**JOB**
Select the lines below containing the word "title".

**SOURCE RECORDS**
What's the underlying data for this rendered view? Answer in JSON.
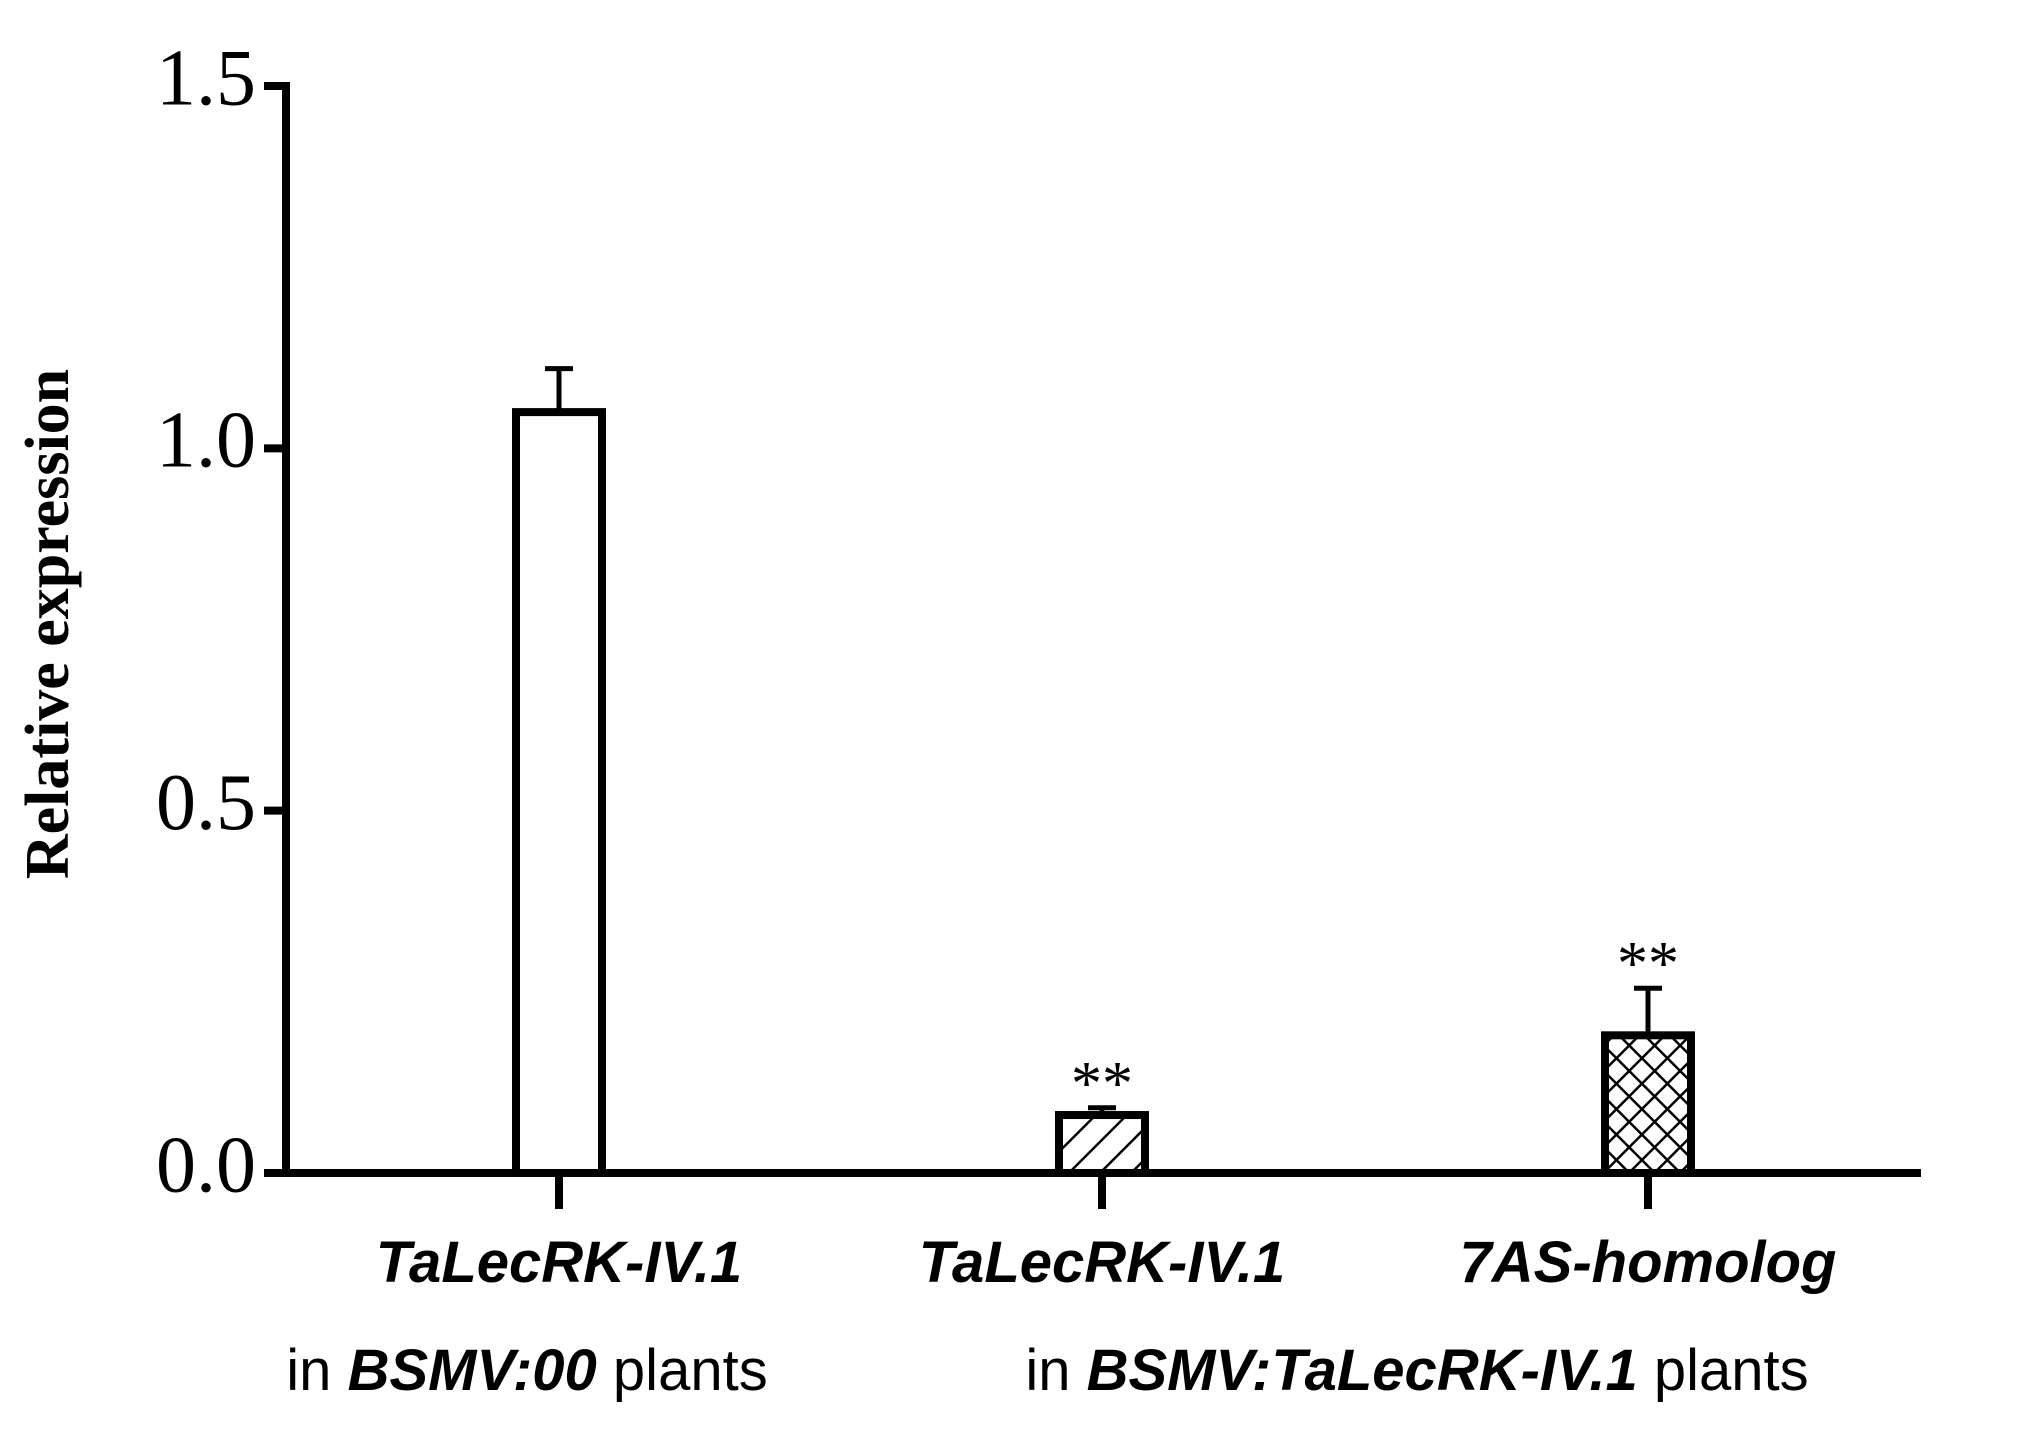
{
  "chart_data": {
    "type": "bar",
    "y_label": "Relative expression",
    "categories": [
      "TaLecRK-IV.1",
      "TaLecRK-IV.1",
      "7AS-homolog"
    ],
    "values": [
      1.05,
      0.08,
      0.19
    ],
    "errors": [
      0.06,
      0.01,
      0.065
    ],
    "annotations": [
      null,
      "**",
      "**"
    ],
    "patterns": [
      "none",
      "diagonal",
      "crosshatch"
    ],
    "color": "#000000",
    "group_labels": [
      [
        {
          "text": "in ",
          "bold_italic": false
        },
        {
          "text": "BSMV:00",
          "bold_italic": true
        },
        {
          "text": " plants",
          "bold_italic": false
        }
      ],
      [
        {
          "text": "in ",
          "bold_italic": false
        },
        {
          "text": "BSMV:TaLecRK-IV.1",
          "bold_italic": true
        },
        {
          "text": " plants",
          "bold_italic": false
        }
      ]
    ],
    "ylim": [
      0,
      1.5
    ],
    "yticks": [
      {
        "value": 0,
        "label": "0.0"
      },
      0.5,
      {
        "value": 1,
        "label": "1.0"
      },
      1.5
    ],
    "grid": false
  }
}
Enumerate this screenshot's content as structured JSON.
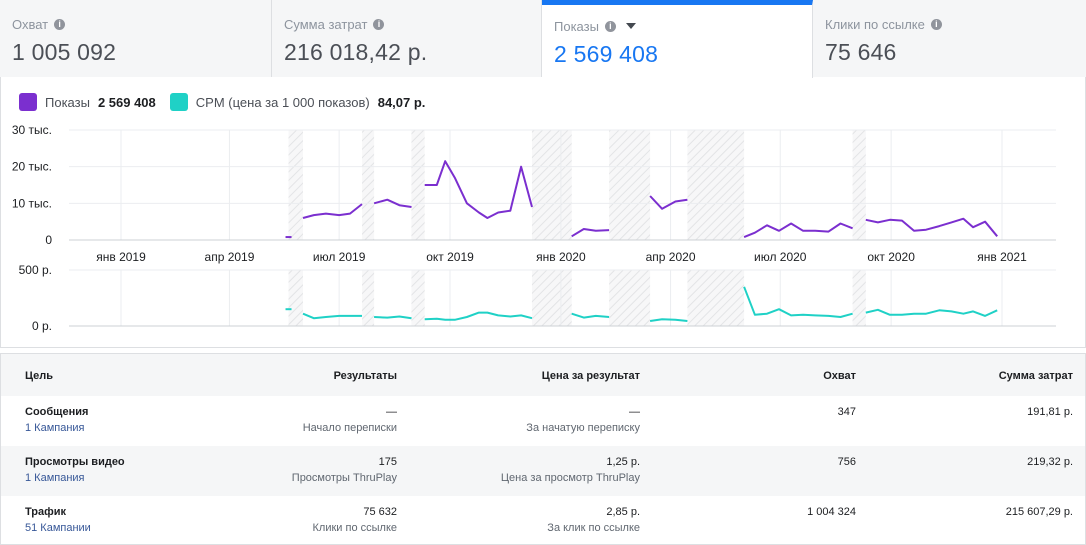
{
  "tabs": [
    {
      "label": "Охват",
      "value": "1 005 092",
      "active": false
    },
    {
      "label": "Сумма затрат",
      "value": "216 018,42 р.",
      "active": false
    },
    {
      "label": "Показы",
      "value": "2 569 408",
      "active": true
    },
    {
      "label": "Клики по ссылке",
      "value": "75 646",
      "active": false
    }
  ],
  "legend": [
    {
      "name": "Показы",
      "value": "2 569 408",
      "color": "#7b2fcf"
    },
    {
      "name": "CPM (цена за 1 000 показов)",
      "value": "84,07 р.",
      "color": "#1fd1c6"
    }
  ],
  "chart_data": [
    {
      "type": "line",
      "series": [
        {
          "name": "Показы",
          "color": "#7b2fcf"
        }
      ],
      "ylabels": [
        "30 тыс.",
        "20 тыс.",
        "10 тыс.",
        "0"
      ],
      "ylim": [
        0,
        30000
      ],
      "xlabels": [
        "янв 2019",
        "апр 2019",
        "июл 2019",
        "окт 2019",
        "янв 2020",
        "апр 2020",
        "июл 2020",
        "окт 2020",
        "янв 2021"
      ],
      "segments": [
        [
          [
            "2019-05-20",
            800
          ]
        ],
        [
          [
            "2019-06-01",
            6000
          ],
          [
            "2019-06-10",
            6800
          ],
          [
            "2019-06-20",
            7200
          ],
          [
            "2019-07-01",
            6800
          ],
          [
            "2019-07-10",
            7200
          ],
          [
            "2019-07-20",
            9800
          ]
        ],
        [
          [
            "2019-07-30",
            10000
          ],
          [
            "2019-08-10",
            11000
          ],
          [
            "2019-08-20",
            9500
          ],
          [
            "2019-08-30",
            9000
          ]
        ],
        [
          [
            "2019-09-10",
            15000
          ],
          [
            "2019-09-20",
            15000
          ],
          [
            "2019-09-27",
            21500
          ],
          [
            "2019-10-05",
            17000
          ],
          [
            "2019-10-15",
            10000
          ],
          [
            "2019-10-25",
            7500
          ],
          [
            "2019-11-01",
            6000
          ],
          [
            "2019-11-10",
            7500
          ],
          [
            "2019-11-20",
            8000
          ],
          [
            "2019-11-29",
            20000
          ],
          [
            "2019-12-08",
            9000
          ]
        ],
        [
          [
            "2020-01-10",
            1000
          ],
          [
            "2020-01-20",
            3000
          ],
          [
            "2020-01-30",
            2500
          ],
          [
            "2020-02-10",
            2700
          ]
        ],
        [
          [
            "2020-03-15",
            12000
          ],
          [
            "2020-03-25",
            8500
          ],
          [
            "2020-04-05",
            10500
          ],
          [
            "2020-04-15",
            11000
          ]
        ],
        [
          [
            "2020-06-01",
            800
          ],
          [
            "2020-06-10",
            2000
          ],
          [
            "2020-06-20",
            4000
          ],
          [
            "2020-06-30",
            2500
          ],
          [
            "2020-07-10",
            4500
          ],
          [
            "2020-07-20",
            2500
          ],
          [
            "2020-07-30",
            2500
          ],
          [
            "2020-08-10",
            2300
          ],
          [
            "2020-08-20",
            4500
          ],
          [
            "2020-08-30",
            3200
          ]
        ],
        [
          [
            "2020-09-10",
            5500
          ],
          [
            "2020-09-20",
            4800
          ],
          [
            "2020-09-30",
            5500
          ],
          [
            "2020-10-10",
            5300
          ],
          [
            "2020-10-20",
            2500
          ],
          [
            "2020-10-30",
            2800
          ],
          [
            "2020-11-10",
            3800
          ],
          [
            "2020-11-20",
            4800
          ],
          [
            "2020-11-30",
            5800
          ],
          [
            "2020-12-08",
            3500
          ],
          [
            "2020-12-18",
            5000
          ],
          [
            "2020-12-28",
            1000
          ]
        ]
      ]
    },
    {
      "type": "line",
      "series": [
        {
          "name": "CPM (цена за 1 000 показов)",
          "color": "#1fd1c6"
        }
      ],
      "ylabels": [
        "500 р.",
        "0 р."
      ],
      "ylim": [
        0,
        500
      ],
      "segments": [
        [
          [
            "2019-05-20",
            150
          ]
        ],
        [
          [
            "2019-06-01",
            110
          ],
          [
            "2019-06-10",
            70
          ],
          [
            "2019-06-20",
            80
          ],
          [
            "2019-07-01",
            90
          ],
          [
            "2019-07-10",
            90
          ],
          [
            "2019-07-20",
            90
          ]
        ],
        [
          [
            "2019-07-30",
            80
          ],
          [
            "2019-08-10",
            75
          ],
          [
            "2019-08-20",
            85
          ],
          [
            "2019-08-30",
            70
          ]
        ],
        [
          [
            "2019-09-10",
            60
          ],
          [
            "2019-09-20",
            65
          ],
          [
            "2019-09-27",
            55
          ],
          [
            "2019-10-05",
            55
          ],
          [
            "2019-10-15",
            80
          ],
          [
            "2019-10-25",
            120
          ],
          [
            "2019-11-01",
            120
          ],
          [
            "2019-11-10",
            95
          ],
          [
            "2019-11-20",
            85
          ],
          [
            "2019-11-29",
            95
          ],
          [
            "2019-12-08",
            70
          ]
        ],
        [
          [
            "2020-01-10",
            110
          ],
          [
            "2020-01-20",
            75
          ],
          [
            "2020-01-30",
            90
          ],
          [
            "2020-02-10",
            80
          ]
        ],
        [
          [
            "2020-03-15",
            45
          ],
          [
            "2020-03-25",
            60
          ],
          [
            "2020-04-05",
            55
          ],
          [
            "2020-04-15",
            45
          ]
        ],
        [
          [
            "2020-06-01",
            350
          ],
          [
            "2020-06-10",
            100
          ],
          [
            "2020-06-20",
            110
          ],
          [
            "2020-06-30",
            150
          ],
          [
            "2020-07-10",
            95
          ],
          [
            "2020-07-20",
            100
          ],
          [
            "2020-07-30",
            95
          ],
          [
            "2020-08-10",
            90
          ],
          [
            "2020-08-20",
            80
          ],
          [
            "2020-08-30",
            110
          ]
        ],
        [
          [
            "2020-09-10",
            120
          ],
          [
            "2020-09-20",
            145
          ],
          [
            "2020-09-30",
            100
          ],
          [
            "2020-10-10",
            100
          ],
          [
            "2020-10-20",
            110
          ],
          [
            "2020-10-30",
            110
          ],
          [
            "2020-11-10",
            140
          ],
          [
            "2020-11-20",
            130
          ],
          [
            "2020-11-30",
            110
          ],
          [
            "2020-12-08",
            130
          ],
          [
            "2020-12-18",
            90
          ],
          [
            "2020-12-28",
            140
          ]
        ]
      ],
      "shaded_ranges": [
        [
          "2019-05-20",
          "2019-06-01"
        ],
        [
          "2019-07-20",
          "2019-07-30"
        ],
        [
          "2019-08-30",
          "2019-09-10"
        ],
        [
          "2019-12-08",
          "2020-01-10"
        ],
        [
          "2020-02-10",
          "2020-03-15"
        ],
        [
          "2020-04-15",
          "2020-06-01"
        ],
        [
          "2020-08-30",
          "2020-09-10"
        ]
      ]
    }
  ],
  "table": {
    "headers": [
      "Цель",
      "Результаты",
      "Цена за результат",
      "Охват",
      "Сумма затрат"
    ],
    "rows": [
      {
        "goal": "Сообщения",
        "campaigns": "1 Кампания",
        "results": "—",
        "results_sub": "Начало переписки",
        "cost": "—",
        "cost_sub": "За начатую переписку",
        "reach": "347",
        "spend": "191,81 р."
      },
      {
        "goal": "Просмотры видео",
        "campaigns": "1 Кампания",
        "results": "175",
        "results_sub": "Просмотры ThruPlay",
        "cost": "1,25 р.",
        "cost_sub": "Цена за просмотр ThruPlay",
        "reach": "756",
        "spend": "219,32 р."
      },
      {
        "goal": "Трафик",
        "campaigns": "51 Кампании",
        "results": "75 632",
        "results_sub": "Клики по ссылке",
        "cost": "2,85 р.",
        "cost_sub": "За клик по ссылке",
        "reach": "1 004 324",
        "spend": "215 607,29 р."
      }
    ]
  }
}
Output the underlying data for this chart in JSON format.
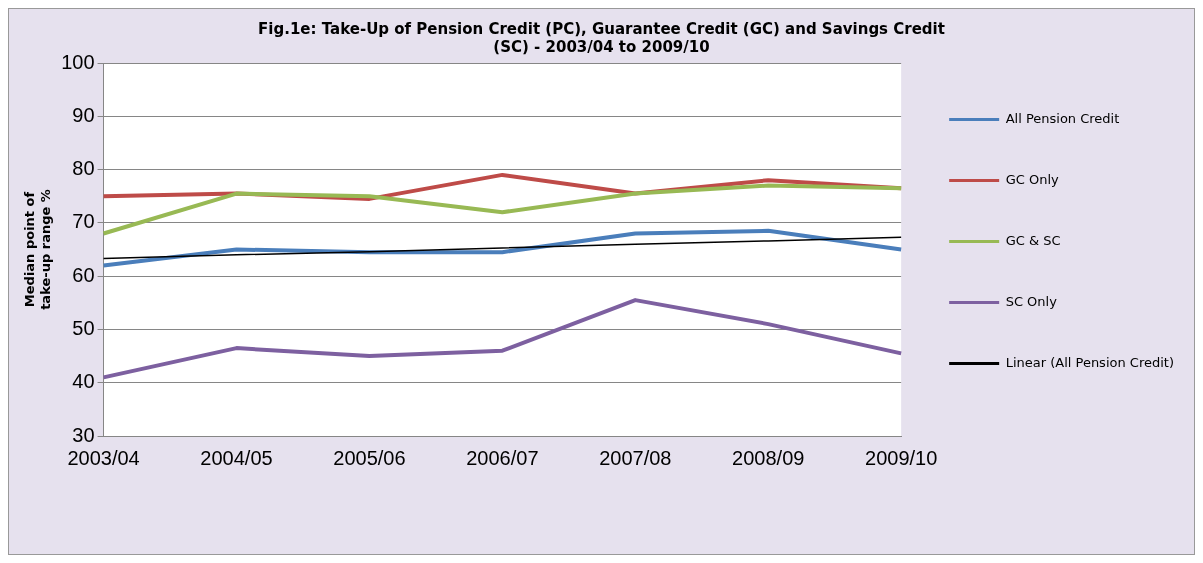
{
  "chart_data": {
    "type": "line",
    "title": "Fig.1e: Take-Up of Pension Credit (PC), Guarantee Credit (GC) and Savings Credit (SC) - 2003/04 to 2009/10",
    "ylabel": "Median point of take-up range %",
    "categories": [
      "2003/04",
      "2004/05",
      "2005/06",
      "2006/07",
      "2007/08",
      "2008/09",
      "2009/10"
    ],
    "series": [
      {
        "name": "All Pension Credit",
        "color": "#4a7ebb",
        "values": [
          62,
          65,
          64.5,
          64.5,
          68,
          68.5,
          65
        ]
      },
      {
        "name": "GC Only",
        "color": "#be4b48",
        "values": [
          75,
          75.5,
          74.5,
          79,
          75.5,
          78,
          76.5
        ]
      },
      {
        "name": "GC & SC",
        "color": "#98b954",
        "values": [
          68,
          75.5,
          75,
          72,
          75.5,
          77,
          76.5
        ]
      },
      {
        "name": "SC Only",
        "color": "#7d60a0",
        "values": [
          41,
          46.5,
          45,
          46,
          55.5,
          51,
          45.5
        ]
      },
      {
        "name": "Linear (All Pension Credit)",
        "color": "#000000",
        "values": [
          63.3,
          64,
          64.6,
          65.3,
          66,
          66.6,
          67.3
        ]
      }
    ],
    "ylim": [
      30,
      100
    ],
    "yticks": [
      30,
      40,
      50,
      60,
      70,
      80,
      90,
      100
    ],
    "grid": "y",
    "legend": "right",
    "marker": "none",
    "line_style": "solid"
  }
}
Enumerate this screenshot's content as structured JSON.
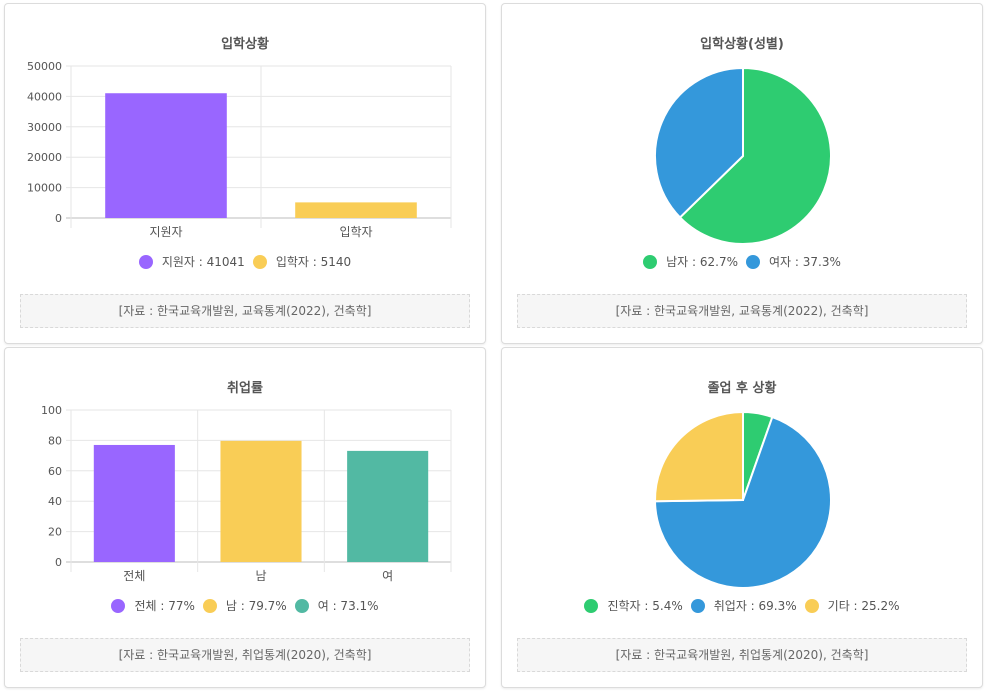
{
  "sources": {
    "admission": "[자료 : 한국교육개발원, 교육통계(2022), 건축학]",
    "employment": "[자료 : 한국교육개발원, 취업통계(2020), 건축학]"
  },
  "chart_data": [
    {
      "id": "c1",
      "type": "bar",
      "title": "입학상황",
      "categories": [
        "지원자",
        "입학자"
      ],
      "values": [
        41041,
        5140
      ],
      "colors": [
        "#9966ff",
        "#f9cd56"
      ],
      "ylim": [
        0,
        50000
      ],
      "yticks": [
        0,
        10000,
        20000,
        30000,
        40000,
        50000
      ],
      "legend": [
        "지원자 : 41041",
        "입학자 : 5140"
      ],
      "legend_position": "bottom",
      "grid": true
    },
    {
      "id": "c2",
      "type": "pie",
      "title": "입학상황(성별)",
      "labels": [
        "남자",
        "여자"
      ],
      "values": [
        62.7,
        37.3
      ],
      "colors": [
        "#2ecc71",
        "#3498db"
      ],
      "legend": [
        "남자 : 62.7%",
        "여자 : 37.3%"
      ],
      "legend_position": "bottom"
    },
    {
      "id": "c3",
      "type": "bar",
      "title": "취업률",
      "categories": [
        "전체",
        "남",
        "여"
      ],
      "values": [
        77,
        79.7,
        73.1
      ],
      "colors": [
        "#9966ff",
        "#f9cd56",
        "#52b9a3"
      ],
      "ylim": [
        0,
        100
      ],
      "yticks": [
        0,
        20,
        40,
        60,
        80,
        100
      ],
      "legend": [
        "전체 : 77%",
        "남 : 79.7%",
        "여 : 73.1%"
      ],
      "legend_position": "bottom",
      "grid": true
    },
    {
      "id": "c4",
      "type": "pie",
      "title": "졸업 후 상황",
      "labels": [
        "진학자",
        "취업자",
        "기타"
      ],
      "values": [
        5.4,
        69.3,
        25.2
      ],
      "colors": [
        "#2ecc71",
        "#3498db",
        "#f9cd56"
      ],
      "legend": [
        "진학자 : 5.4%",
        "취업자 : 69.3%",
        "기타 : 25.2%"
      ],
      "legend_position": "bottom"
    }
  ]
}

**OUTPUT OF THE EXERCISE**
    "title": "Fig.1e: Take-Up of Pension Credit (PC), Guarantee Credit (GC) and Savings Credit (SC) - 2003/04 to 2009/10",
      "title": "입학상황",
      "title": "입학상황(성별)",
      "title": "취업률",
      "title": "졸업 후 상황",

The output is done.